WHAT IS REQUIRED => Transcribe all of the material exactly.

EXTRACTED MATERIAL =>
============================================================
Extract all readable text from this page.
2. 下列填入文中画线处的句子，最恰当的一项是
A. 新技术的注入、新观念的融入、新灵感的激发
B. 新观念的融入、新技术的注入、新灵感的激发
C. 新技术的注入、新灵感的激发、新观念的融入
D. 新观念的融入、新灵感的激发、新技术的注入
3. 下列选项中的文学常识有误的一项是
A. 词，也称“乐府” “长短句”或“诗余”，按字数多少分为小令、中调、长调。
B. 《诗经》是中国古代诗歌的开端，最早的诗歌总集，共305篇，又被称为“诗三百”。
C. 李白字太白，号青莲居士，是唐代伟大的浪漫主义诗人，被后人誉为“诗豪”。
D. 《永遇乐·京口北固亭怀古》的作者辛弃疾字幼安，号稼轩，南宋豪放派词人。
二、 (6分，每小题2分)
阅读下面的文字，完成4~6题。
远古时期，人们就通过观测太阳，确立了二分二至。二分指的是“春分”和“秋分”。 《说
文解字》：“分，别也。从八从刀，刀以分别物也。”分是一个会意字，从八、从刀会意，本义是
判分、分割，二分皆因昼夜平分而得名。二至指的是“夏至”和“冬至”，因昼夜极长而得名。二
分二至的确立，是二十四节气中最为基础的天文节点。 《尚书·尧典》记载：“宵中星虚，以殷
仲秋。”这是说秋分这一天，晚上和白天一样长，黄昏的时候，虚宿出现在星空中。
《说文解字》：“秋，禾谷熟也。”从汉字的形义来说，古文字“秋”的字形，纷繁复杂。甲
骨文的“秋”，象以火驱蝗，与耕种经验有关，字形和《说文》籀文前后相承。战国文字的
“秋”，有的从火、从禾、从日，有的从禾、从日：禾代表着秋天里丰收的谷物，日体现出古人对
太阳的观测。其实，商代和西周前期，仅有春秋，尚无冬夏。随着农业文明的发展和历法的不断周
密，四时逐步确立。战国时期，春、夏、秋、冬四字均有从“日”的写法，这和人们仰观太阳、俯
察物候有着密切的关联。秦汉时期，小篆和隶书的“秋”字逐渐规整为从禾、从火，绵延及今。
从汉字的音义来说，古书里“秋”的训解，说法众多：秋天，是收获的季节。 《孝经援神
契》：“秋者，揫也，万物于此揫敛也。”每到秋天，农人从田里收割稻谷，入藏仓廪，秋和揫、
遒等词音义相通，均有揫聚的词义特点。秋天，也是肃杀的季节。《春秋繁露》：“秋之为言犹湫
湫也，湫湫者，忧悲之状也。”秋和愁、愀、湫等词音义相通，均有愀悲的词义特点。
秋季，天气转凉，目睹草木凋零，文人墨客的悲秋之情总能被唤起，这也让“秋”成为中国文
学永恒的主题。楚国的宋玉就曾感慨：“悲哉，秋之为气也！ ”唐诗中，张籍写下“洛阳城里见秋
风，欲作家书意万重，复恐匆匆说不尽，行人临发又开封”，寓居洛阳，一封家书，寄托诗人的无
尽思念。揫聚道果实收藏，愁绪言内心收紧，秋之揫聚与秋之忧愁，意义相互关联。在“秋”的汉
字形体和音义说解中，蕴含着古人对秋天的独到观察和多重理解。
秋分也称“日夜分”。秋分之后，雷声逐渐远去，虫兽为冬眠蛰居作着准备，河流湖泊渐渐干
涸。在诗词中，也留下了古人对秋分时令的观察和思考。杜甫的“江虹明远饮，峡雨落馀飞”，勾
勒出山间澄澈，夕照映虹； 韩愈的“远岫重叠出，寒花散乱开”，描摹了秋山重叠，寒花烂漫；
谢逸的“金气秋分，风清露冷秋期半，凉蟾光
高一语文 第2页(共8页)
============================================================
RESPONSE =>
Extract all readable text from this page.
2. 下列填入文中画线处的句子，最恰当的一项是
A. 新技术的注入、新观念的融入、新灵感的激发
B. 新观念的融入、新技术的注入、新灵感的激发
C. 新技术的注入、新灵感的激发、新观念的融入
D. 新观念的融入、新灵感的激发、新技术的注入
3. 下列选项中的文学常识有误的一项是
A. 词，也称“乐府” “长短句”或“诗余”，按字数多少分为小令、中调、长调。
B. 《诗经》是中国古代诗歌的开端，最早的诗歌总集，共305篇，又被称为“诗三百”。
C. 李白字太白，号青莲居士，是唐代伟大的浪漫主义诗人，被后人誉为“诗豪”。
D. 《永遇乐·京口北固亭怀古》的作者辛弃疾字幼安，号稼轩，南宋豪放派词人。
二、 (6分，每小题2分)
阅读下面的文字，完成4~6题。
远古时期，人们就通过观测太阳，确立了二分二至。二分指的是“春分”和“秋分”。 《说
文解字》：“分，别也。从八从刀，刀以分别物也。”分是一个会意字，从八、从刀会意，本义是
判分、分割，二分皆因昼夜平分而得名。二至指的是“夏至”和“冬至”，因昼夜极长而得名。二
分二至的确立，是二十四节气中最为基础的天文节点。 《尚书·尧典》记载：“宵中星虚，以殷
仲秋。”这是说秋分这一天，晚上和白天一样长，黄昏的时候，虚宿出现在星空中。
《说文解字》：“秋，禾谷熟也。”从汉字的形义来说，古文字“秋”的字形，纷繁复杂。甲
骨文的“秋”，象以火驱蝗，与耕种经验有关，字形和《说文》籀文前后相承。战国文字的
“秋”，有的从火、从禾、从日，有的从禾、从日：禾代表着秋天里丰收的谷物，日体现出古人对
太阳的观测。其实，商代和西周前期，仅有春秋，尚无冬夏。随着农业文明的发展和历法的不断周
密，四时逐步确立。战国时期，春、夏、秋、冬四字均有从“日”的写法，这和人们仰观太阳、俯
察物候有着密切的关联。秦汉时期，小篆和隶书的“秋”字逐渐规整为从禾、从火，绵延及今。
从汉字的音义来说，古书里“秋”的训解，说法众多：秋天，是收获的季节。 《孝经援神
契》：“秋者，揫也，万物于此揫敛也。”每到秋天，农人从田里收割稻谷，入藏仓廪，秋和揫、
遒等词音义相通，均有揫聚的词义特点。秋天，也是肃杀的季节。《春秋繁露》：“秋之为言犹湫
湫也，湫湫者，忧悲之状也。”秋和愁、愀、湫等词音义相通，均有愀悲的词义特点。
秋季，天气转凉，目睹草木凋零，文人墨客的悲秋之情总能被唤起，这也让“秋”成为中国文
学永恒的主题。楚国的宋玉就曾感慨：“悲哉，秋之为气也！ ”唐诗中，张籍写下“洛阳城里见秋
风，欲作家书意万重，复恐匆匆说不尽，行人临发又开封”，寓居洛阳，一封家书，寄托诗人的无
尽思念。揫聚道果实收藏，愁绪言内心收紧，秋之揫聚与秋之忧愁，意义相互关联。在“秋”的汉
字形体和音义说解中，蕴含着古人对秋天的独到观察和多重理解。
秋分也称“日夜分”。秋分之后，雷声逐渐远去，虫兽为冬眠蛰居作着准备，河流湖泊渐渐干
涸。在诗词中，也留下了古人对秋分时令的观察和思考。杜甫的“江虹明远饮，峡雨落馀飞”，勾
勒出山间澄澈，夕照映虹； 韩愈的“远岫重叠出，寒花散乱开”，描摹了秋山重叠，寒花烂漫；
谢逸的“金气秋分，风清露冷秋期半，凉蟾光
高一语文 第2页(共8页)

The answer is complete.